--- Start Records shown ---

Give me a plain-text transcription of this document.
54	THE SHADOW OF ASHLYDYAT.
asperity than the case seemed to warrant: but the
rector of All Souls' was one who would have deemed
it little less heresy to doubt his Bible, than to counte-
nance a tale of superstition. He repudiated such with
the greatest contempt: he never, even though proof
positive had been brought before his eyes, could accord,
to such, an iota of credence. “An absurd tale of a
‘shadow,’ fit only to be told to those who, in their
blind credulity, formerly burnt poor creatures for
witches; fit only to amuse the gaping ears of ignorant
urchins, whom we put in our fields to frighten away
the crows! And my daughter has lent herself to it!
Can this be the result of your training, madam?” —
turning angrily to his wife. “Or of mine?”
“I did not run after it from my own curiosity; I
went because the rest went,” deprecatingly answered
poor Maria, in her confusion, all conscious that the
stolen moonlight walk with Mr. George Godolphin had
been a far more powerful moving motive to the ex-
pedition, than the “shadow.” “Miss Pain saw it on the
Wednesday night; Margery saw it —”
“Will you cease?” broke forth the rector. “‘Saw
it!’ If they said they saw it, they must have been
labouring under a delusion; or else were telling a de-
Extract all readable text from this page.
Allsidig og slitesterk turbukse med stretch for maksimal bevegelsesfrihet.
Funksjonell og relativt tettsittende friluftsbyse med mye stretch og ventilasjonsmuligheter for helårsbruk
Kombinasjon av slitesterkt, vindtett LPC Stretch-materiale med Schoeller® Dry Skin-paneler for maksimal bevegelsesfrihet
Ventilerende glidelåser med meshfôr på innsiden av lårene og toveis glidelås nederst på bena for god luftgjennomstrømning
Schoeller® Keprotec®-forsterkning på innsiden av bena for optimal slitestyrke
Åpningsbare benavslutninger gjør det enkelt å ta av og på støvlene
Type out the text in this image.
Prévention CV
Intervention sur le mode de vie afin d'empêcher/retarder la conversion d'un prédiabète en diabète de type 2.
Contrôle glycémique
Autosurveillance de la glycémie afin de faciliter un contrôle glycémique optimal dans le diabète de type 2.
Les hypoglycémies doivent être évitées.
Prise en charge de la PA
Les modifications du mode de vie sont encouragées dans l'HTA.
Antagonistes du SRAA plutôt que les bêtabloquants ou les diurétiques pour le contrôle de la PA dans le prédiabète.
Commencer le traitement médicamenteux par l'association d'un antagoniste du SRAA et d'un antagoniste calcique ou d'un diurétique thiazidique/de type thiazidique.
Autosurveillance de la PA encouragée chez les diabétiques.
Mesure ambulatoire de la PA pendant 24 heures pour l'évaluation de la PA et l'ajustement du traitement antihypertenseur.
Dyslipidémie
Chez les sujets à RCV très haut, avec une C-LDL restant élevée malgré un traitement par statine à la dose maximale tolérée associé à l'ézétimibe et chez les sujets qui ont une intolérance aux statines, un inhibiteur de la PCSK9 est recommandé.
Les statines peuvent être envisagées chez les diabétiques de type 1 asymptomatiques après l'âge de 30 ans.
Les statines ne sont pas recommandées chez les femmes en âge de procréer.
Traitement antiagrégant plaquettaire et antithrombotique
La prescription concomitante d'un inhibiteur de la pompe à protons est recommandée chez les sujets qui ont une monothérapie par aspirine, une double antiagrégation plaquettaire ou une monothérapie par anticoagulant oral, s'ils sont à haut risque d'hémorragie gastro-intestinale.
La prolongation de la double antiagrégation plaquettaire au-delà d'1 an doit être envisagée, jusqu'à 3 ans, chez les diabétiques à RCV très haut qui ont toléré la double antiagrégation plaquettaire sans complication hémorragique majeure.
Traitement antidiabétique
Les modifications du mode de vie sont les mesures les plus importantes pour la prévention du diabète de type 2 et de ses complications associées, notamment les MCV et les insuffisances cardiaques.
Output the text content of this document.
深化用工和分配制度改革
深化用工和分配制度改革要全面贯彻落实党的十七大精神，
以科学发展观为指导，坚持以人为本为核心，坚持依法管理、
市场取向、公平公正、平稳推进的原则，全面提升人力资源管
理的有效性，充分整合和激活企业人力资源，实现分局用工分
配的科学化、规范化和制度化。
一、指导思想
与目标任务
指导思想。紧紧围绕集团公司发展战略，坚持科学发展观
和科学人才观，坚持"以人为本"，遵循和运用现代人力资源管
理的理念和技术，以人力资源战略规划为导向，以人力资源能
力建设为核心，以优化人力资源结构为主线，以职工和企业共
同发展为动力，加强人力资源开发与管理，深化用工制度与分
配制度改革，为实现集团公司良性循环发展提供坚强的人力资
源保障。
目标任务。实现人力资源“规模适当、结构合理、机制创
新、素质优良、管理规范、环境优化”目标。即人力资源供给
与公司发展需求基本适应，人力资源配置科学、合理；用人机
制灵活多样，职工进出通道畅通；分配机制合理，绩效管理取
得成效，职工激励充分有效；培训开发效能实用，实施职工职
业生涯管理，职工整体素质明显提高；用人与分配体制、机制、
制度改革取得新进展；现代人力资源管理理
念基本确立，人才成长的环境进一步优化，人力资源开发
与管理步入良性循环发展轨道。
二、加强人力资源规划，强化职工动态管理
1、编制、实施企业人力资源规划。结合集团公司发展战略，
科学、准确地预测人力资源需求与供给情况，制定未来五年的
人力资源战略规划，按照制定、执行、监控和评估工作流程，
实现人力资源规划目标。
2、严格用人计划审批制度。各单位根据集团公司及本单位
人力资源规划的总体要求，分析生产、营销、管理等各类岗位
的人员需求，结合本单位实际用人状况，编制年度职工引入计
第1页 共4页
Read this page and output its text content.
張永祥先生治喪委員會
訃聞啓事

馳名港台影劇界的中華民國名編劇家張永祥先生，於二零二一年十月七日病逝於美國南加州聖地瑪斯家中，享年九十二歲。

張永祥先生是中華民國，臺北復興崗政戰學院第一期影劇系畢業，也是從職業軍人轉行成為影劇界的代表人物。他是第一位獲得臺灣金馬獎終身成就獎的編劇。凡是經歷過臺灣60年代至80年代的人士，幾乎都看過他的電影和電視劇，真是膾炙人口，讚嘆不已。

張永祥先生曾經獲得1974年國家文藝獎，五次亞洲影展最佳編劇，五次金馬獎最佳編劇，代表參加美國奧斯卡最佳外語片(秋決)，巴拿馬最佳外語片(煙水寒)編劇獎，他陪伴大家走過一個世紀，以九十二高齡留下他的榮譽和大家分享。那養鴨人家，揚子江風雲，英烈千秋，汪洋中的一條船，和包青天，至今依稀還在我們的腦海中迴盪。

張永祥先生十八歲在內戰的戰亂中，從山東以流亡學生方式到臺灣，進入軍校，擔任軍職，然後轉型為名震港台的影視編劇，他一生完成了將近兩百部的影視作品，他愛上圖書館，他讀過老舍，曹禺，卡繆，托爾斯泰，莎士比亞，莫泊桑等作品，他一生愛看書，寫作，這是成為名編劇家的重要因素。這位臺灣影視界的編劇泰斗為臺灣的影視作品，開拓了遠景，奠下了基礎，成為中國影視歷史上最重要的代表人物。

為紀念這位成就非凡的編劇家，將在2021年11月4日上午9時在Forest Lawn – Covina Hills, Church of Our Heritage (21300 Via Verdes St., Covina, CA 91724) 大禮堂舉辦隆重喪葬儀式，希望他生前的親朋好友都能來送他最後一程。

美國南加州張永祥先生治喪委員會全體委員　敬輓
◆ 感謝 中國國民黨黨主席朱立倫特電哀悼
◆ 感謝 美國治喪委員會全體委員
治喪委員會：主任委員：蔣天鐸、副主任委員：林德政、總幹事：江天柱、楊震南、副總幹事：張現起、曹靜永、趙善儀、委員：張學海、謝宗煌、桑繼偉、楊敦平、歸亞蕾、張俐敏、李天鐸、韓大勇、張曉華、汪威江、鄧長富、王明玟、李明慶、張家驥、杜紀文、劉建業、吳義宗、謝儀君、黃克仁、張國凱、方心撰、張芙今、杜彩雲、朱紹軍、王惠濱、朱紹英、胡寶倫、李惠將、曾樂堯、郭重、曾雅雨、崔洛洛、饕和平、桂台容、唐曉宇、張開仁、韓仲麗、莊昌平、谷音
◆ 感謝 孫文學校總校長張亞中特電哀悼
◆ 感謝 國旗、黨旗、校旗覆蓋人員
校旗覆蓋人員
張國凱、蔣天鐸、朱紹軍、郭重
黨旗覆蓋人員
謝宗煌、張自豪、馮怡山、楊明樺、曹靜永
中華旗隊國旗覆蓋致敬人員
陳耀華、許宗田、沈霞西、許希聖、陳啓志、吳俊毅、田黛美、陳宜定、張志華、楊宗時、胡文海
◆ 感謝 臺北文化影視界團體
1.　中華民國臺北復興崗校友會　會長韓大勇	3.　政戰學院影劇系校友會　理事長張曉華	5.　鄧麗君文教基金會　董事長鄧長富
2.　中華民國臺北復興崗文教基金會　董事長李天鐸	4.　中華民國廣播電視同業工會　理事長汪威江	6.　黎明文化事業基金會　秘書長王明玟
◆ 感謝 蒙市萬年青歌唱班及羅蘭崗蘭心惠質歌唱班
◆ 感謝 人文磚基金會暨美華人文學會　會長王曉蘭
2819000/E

--- End Records shown ---

Problem to work on:
Only lines with "sont" are wanted here; list each of them.

Result of the task:
Les modifications du mode de vie sont encouragées dans l'HTA.
Les statines ne sont pas recommandées chez les femmes en âge de procréer.
La prescription concomitante d'un inhibiteur de la pompe à protons est recommandée chez les sujets qui ont une monothérapie par aspirine, une double antiagrégation plaquettaire ou une monothérapie par anticoagulant oral, s'ils sont à haut risque d'hémorragie gastro-intestinale.
Les modifications du mode de vie sont les mesures les plus importantes pour la prévention du diabète de type 2 et de ses complications associées, notamment les MCV et les insuffisances cardiaques.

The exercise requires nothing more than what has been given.